* **The exercise**
Go through the material below and report how many lines contain "marker". Give only the number.

━━ Provided records

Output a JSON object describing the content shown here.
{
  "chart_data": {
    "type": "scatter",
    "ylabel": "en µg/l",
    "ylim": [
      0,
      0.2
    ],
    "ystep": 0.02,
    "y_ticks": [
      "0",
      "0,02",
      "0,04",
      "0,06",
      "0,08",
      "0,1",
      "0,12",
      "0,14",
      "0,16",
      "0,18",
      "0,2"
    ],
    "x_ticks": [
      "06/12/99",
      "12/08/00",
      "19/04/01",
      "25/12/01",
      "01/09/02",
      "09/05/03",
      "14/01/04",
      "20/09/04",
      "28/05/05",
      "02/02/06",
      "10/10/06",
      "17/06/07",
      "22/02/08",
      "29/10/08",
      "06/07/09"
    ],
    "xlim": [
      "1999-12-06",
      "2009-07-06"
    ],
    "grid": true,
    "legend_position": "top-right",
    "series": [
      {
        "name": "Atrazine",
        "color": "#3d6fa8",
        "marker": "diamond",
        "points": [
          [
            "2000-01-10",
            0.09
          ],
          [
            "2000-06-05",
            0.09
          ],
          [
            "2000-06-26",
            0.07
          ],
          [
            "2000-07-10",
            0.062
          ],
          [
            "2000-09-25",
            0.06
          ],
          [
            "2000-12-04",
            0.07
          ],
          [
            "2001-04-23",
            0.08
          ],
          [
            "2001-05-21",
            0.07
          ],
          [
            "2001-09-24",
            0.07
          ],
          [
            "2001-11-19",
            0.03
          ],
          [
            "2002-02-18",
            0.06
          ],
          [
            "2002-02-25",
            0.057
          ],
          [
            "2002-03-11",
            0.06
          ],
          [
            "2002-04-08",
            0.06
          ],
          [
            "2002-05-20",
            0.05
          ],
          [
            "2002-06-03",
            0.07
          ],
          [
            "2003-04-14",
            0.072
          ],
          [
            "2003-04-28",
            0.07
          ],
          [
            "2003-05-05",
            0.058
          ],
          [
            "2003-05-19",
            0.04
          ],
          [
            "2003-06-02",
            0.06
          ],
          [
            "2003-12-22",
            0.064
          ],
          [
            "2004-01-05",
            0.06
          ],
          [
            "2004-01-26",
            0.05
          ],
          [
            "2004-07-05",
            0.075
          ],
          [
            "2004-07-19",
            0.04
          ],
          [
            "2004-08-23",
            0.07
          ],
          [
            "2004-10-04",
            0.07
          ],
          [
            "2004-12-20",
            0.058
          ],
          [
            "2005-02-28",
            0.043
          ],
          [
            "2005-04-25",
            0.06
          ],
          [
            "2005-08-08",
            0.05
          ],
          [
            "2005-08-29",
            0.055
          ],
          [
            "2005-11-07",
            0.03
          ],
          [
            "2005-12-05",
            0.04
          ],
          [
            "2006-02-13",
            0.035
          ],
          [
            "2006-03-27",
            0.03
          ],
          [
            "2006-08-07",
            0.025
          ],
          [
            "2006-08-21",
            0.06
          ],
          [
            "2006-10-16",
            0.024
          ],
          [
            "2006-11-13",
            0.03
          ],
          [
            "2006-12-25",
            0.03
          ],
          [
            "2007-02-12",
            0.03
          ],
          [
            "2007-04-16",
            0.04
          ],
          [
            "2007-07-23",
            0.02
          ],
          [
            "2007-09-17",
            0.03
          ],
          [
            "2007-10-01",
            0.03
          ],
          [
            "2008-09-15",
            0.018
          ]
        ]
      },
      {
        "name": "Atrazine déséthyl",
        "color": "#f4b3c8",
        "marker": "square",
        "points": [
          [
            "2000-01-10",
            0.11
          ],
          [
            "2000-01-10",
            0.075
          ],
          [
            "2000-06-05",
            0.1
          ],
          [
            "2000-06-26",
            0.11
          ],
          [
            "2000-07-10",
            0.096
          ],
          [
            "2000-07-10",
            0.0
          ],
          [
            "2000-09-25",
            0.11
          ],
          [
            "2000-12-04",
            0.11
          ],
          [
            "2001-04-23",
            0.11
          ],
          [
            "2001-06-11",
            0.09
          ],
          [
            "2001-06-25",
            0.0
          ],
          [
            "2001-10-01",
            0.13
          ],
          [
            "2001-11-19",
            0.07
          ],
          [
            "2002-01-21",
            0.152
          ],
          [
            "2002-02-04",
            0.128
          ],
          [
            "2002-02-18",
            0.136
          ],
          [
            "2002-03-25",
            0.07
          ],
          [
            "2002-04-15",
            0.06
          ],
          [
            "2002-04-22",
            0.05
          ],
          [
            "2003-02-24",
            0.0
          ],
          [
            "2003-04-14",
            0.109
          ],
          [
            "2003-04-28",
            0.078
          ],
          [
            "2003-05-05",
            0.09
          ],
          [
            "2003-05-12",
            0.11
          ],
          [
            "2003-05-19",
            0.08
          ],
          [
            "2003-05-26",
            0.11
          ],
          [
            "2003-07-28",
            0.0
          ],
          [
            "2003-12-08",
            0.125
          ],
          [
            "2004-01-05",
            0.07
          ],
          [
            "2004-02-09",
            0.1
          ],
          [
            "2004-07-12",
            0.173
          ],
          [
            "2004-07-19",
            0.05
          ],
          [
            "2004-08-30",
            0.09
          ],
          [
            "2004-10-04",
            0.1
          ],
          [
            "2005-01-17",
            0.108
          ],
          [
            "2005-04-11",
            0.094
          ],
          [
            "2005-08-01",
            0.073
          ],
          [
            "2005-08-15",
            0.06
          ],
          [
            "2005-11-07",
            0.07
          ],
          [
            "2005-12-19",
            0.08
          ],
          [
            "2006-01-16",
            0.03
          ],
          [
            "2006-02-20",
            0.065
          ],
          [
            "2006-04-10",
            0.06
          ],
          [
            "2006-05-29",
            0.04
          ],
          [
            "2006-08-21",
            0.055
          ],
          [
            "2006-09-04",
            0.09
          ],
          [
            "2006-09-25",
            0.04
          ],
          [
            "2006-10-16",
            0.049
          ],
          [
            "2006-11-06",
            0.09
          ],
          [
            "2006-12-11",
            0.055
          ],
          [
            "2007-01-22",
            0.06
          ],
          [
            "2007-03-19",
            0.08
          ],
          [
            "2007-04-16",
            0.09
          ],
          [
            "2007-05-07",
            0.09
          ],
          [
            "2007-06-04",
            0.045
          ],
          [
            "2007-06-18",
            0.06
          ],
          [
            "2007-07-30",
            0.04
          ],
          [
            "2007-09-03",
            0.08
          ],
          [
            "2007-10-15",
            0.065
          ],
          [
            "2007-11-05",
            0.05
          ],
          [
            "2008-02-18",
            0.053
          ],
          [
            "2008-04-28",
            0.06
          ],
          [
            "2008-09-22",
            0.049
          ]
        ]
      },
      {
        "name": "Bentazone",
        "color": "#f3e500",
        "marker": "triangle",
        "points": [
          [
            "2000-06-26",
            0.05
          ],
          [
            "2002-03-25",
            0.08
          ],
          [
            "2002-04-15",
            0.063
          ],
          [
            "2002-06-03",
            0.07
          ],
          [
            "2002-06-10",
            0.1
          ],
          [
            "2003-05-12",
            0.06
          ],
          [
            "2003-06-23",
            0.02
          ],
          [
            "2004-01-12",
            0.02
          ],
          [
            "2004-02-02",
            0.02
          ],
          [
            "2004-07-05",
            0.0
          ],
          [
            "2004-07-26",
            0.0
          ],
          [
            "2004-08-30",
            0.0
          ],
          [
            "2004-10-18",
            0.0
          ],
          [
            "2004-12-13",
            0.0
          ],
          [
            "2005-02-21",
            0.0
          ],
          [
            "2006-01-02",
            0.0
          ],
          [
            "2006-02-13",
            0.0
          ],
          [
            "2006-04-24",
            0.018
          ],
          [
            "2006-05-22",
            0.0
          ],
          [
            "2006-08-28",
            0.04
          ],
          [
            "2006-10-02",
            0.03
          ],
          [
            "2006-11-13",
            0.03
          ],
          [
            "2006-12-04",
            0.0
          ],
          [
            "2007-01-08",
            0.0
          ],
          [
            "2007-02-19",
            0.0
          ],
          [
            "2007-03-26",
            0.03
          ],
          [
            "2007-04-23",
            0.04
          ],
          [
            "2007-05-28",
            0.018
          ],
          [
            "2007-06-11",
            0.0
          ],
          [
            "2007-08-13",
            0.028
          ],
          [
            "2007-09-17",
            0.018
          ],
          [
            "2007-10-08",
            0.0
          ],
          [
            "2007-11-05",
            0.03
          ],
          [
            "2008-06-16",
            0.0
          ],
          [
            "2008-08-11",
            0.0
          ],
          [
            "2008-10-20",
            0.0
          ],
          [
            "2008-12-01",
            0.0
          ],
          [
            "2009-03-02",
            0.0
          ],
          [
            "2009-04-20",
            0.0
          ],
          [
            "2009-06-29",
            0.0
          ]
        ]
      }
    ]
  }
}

━━━━

* **Complete response**
3